TASK INPUT »
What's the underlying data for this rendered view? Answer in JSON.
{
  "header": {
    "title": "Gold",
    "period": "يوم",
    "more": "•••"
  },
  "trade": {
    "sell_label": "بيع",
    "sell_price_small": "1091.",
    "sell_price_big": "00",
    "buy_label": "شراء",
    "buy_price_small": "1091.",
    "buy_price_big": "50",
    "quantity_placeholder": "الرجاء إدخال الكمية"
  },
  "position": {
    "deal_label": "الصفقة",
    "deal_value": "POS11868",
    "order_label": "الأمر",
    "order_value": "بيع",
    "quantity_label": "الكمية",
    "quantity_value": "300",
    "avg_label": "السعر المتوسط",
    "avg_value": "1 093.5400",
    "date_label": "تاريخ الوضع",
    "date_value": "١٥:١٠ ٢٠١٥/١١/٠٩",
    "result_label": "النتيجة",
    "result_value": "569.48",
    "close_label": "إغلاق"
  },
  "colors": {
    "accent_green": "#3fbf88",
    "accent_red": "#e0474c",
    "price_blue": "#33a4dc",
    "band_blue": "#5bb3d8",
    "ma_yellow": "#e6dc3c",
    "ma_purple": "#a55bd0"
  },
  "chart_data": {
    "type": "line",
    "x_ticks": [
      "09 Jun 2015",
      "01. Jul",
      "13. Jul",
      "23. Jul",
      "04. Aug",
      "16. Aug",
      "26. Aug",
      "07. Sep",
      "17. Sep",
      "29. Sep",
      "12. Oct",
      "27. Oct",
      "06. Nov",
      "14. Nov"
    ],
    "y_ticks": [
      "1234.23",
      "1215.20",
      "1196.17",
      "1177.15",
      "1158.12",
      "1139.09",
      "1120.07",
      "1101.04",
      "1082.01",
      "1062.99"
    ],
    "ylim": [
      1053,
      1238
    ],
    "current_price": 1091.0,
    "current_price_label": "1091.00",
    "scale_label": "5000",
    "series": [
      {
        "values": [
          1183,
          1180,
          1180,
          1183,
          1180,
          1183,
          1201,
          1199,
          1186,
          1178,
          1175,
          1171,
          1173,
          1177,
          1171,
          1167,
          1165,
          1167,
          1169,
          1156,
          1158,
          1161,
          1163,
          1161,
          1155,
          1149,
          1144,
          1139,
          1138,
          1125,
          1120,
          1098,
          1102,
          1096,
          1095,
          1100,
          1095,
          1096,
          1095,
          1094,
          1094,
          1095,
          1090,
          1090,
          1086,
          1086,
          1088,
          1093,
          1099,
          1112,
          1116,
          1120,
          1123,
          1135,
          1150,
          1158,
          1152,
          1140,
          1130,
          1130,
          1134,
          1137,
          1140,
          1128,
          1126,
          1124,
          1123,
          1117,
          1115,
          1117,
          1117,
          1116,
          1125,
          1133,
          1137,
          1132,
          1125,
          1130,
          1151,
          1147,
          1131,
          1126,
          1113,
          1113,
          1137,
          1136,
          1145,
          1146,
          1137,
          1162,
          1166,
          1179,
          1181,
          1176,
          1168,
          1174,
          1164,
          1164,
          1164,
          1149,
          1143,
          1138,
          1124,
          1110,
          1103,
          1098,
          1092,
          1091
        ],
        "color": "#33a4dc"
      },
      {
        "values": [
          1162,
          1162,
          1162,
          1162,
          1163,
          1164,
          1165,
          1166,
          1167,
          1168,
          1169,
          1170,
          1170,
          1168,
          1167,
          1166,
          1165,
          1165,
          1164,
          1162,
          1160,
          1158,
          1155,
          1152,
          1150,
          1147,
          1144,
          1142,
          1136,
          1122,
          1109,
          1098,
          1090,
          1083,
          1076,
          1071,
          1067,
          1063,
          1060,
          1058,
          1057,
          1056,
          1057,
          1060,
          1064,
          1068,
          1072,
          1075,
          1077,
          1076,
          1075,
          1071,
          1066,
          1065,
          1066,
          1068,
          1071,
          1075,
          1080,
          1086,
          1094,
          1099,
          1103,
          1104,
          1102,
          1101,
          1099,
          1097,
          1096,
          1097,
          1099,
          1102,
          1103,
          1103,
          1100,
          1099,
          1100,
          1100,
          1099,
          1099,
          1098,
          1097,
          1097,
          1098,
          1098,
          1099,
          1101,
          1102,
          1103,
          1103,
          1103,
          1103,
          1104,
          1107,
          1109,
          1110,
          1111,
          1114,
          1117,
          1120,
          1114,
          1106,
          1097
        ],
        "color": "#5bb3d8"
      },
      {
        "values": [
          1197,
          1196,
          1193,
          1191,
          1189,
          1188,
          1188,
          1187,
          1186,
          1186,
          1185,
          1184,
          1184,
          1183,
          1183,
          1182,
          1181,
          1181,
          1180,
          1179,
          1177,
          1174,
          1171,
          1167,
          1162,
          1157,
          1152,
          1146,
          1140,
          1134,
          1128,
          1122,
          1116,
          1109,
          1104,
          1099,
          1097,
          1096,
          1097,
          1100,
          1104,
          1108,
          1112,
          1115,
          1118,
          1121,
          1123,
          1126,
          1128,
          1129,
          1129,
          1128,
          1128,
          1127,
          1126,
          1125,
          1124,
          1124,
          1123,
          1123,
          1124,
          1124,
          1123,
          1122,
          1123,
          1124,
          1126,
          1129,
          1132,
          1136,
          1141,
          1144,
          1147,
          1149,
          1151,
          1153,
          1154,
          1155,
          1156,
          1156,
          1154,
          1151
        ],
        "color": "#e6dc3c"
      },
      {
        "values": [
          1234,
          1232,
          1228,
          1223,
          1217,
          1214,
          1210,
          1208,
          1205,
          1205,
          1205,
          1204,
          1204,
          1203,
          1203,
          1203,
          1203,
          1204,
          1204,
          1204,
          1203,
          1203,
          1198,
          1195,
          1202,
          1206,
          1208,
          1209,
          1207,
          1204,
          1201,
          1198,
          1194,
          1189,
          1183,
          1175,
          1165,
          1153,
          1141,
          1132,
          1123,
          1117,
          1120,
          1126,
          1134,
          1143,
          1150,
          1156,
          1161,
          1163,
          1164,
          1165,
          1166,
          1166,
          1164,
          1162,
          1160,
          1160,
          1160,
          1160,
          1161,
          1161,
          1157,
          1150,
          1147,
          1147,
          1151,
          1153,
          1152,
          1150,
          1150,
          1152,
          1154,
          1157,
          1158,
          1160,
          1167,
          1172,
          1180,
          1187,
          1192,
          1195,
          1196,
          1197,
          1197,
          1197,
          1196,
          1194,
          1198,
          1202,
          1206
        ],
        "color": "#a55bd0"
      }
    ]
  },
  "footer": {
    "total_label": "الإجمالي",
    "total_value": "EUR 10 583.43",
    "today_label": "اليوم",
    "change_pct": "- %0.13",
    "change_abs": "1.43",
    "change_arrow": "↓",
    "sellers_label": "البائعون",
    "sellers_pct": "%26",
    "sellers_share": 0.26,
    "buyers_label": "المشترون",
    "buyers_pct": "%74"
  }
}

YOUR GOAL » Identify every line above that includes the word "الكمية", and show those lines.

COMPLETE ANSWER »
    "quantity_placeholder": "الرجاء إدخال الكمية"
    "quantity_label": "الكمية",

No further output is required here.